Collected data
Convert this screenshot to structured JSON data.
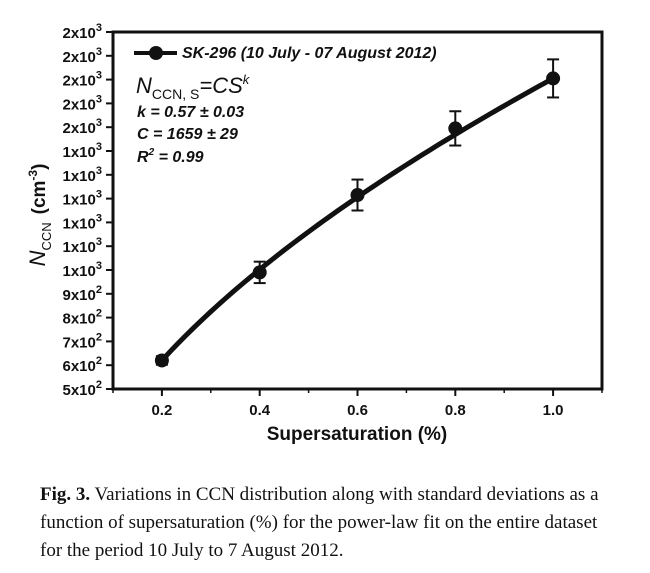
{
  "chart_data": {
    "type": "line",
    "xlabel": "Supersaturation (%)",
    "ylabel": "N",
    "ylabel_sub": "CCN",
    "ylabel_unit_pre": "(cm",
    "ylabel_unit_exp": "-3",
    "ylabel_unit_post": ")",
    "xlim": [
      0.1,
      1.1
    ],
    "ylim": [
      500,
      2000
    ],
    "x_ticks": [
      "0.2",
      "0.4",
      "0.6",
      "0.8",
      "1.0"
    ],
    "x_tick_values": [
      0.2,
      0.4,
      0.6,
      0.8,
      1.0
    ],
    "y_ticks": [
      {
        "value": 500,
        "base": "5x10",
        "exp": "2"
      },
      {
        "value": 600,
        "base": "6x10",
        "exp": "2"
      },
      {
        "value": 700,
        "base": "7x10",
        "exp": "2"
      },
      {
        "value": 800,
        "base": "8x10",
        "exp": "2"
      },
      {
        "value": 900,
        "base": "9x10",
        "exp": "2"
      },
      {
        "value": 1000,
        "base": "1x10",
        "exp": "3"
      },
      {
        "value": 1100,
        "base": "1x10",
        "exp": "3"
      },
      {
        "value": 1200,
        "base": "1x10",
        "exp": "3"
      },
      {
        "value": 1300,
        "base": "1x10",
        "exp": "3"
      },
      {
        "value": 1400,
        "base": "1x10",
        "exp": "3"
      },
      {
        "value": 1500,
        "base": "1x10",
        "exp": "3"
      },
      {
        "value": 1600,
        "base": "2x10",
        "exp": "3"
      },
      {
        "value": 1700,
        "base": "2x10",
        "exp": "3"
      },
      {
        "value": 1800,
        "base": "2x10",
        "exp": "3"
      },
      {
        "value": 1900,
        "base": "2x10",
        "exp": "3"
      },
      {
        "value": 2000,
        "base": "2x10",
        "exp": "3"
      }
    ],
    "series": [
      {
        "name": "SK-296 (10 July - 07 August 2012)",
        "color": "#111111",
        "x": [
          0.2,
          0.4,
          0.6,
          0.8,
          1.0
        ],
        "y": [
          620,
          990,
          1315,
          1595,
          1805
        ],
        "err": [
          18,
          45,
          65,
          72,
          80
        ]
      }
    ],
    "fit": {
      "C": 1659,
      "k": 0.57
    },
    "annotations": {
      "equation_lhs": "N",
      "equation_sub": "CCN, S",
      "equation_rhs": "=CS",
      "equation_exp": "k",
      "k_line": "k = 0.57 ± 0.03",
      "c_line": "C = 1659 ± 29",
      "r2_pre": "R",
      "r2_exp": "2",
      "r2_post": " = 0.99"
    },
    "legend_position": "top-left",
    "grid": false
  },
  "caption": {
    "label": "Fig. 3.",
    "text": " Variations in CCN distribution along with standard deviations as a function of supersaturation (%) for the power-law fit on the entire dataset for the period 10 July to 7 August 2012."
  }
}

---

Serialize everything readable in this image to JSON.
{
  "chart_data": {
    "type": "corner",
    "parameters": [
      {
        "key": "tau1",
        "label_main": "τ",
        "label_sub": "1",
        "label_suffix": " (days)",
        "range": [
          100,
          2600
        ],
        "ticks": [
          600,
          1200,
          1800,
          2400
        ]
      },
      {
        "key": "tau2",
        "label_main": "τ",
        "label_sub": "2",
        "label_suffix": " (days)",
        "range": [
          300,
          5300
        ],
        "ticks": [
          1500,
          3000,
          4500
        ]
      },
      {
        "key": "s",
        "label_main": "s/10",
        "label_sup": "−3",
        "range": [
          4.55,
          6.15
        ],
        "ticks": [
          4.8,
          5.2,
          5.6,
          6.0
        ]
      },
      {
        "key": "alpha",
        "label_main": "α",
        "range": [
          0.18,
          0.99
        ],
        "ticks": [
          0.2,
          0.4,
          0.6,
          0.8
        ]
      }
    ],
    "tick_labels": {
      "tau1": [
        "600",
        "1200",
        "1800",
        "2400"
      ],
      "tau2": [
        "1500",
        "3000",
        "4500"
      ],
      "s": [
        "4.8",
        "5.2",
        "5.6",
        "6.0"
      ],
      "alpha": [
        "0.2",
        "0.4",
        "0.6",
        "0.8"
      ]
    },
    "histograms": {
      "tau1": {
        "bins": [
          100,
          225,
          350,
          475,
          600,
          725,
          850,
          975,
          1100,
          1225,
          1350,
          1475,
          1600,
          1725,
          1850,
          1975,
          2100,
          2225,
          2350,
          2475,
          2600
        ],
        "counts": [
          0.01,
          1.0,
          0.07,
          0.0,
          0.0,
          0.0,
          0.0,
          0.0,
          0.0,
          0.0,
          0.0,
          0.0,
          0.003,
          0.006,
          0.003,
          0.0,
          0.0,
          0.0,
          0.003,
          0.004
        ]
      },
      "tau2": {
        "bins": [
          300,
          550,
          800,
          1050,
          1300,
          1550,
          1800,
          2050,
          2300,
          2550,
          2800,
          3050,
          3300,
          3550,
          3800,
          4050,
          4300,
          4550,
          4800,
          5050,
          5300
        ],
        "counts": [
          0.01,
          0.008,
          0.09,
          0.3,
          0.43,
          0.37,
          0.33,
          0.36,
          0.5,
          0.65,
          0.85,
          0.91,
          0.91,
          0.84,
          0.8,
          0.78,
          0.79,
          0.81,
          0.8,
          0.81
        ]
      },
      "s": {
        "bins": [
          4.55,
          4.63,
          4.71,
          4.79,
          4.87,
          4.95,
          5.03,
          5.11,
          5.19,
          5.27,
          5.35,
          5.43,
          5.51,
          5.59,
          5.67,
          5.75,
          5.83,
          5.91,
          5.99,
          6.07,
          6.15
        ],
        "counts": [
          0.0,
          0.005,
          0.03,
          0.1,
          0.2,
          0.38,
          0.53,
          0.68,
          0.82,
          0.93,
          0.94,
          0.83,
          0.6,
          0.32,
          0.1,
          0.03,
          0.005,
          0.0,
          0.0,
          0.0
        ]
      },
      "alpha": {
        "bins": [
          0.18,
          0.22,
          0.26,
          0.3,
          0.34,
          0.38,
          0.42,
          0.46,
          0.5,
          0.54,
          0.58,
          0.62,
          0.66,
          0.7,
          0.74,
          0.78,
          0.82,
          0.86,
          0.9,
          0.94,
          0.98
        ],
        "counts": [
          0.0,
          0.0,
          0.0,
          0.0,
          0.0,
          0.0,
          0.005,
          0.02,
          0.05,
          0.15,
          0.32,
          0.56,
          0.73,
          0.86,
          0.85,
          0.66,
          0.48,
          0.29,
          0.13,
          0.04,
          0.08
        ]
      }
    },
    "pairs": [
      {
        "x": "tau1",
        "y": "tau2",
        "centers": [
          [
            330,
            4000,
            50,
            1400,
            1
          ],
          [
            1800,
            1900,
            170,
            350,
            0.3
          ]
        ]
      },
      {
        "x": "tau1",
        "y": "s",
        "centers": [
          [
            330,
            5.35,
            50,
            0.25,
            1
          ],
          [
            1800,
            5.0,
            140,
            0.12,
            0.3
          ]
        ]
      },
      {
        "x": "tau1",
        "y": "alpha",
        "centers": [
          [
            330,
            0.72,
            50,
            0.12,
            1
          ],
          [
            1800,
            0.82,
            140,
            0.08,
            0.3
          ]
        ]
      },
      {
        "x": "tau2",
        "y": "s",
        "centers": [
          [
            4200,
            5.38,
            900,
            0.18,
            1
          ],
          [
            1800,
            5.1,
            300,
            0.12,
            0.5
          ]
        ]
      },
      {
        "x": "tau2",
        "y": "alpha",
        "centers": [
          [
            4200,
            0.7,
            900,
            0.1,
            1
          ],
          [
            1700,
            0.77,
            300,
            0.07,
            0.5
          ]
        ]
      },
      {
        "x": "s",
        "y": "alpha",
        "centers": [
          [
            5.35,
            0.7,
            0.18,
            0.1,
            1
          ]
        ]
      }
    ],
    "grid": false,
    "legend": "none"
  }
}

**The exercise**. Return every line holding the word "this" from the records.

**Solved exercise**.
Convert this screenshot to structured JSON data.
Serialize everything readable in this image to JSON.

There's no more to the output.